▶ AIM OF THE EXERCISE: Below is a listing; reproduce each line of it exactly.
== PROVIDED RECORDS ==
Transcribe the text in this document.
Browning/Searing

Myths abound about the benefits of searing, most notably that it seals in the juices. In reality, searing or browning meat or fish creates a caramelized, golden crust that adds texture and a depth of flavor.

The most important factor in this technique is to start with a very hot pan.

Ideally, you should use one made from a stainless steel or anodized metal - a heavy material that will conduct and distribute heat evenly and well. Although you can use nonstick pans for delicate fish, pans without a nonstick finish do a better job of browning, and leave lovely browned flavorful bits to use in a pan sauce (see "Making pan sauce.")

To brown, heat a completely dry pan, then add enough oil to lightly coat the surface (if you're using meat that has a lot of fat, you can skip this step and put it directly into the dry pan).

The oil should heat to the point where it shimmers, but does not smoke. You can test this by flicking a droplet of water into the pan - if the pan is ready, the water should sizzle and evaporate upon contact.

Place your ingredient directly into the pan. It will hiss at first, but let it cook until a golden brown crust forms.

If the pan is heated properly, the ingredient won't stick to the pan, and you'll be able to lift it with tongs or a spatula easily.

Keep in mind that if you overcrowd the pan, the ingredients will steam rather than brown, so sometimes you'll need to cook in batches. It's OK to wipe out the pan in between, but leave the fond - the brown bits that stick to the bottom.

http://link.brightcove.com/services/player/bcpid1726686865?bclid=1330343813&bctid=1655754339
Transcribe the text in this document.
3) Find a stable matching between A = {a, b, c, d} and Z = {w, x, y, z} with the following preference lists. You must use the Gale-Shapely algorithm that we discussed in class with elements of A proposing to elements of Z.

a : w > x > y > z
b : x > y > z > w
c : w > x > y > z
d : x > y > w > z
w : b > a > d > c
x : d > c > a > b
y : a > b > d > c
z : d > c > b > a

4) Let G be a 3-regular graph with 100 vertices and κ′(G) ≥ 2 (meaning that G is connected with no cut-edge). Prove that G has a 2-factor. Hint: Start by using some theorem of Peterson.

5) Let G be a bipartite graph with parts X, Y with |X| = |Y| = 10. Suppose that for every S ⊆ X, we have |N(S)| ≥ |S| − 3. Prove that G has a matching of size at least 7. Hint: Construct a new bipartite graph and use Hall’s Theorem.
===
▶ REPLY TO THE EXERCISE:
Transcribe the text in this document.
Browning/Searing

Myths abound about the benefits of searing, most notably that it seals in the juices. In reality, searing or browning meat or fish creates a caramelized, golden crust that adds texture and a depth of flavor.

The most important factor in this technique is to start with a very hot pan.

Ideally, you should use one made from a stainless steel or anodized metal - a heavy material that will conduct and distribute heat evenly and well. Although you can use nonstick pans for delicate fish, pans without a nonstick finish do a better job of browning, and leave lovely browned flavorful bits to use in a pan sauce (see "Making pan sauce.")

To brown, heat a completely dry pan, then add enough oil to lightly coat the surface (if you're using meat that has a lot of fat, you can skip this step and put it directly into the dry pan).

The oil should heat to the point where it shimmers, but does not smoke. You can test this by flicking a droplet of water into the pan - if the pan is ready, the water should sizzle and evaporate upon contact.

Place your ingredient directly into the pan. It will hiss at first, but let it cook until a golden brown crust forms.

If the pan is heated properly, the ingredient won't stick to the pan, and you'll be able to lift it with tongs or a spatula easily.

Keep in mind that if you overcrowd the pan, the ingredients will steam rather than brown, so sometimes you'll need to cook in batches. It's OK to wipe out the pan in between, but leave the fond - the brown bits that stick to the bottom.

http://link.brightcove.com/services/player/bcpid1726686865?bclid=1330343813&bctid=1655754339
Transcribe the text in this document.
3) Find a stable matching between A = {a, b, c, d} and Z = {w, x, y, z} with the following preference lists. You must use the Gale-Shapely algorithm that we discussed in class with elements of A proposing to elements of Z.

a : w > x > y > z
b : x > y > z > w
c : w > x > y > z
d : x > y > w > z
w : b > a > d > c
x : d > c > a > b
y : a > b > d > c
z : d > c > b > a

4) Let G be a 3-regular graph with 100 vertices and κ′(G) ≥ 2 (meaning that G is connected with no cut-edge). Prove that G has a 2-factor. Hint: Start by using some theorem of Peterson.

5) Let G be a bipartite graph with parts X, Y with |X| = |Y| = 10. Suppose that for every S ⊆ X, we have |N(S)| ≥ |S| − 3. Prove that G has a matching of size at least 7. Hint: Construct a new bipartite graph and use Hall’s Theorem.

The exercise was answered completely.